===== Exercise data

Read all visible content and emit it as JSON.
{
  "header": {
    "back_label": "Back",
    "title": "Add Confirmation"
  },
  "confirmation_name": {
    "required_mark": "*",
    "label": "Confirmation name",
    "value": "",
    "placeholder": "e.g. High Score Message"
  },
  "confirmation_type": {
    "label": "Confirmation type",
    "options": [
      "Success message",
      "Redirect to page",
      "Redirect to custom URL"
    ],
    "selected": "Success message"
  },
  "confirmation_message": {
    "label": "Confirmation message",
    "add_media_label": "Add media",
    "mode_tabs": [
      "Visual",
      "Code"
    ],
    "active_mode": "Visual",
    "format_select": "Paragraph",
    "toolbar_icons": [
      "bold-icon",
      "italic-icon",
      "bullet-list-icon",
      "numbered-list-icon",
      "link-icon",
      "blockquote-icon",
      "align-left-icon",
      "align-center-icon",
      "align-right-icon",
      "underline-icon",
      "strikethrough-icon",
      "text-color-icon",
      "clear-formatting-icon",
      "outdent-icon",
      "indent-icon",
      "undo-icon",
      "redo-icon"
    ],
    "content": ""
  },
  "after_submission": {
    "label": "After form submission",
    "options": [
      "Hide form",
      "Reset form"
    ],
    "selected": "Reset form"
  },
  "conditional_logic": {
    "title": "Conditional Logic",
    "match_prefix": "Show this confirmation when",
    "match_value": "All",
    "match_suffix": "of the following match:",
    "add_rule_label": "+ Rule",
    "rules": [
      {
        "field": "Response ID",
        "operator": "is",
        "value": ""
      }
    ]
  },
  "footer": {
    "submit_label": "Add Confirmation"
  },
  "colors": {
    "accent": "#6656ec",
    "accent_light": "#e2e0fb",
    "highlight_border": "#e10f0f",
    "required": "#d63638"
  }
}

==========

What is required =
Identify all lines where the word "list" shows up. Copy them.

Solution for this exercise =
      "bullet-list-icon",
      "numbered-list-icon",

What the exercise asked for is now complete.